# [Short problem]
Copy every line of the data that includes the string "resistance".

# [Data entries]
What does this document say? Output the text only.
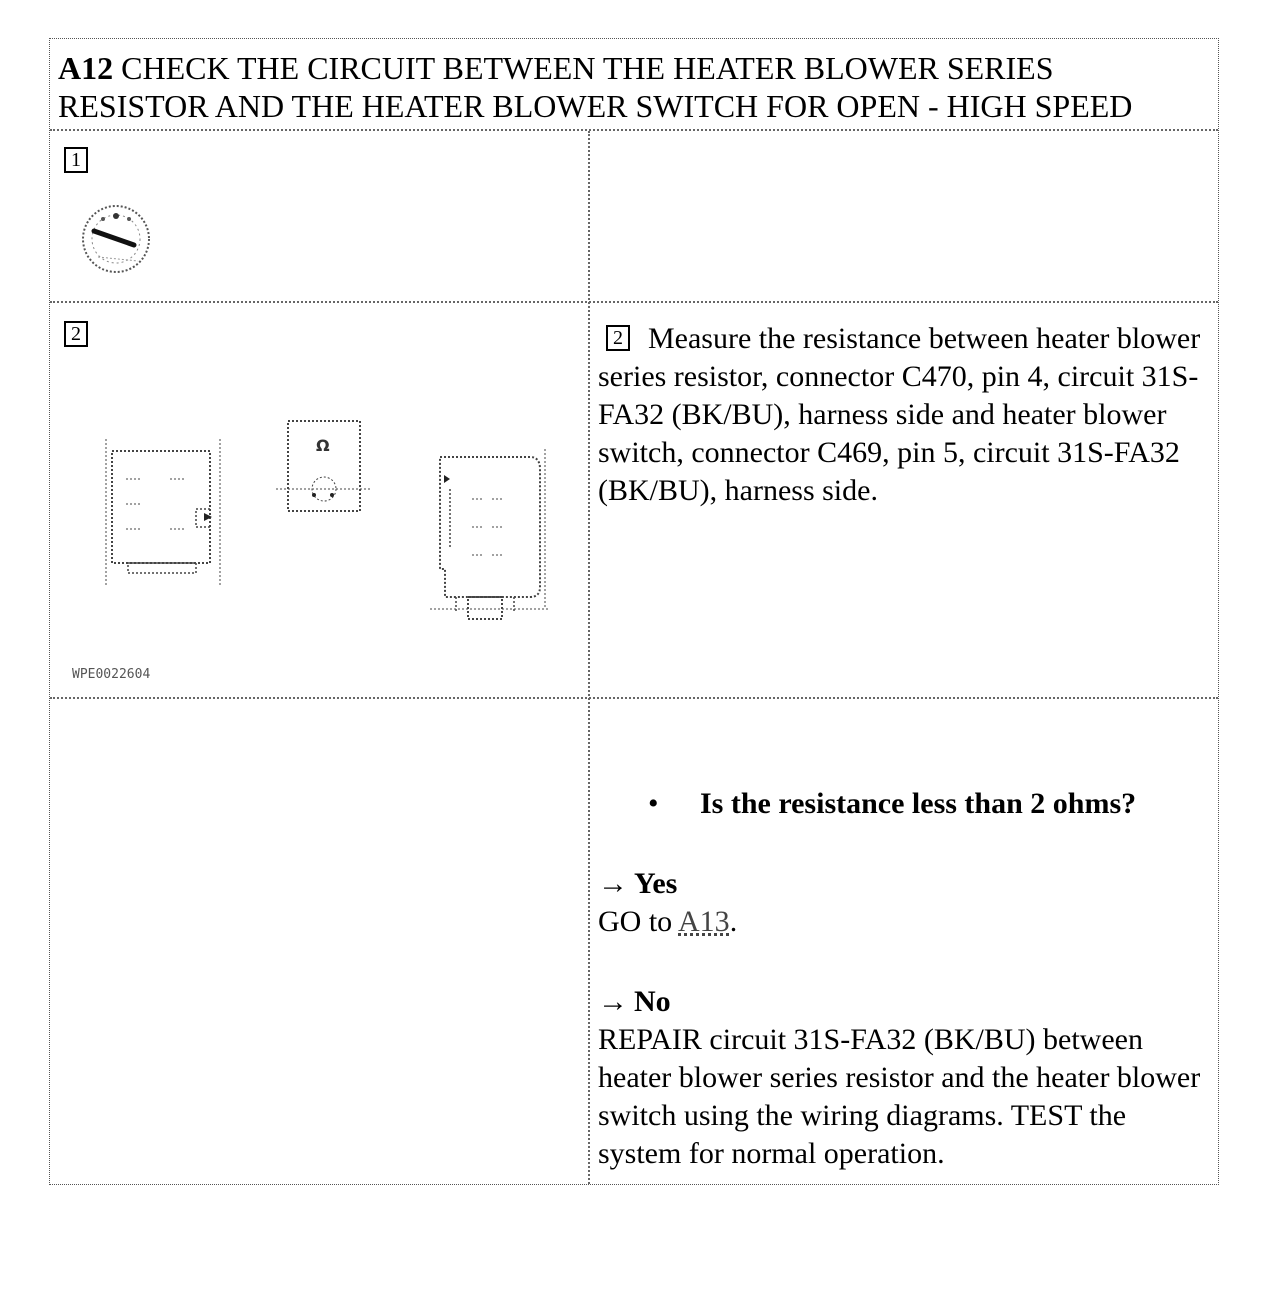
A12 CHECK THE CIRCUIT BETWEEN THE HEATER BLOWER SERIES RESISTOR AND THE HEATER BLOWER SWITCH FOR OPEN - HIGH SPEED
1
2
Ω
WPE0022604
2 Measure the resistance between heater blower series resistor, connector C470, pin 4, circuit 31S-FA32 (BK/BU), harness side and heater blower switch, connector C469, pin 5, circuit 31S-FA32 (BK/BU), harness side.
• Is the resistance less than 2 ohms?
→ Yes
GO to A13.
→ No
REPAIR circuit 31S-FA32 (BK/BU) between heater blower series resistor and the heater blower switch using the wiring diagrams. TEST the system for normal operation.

# [Solved problem]
2 Measure the resistance between heater blower series resistor, connector C470, pin 4, circuit 31S-FA32 (BK/BU), harness side and heater blower switch, connector C469, pin 5, circuit 31S-FA32 (BK/BU), harness side.
• Is the resistance less than 2 ohms?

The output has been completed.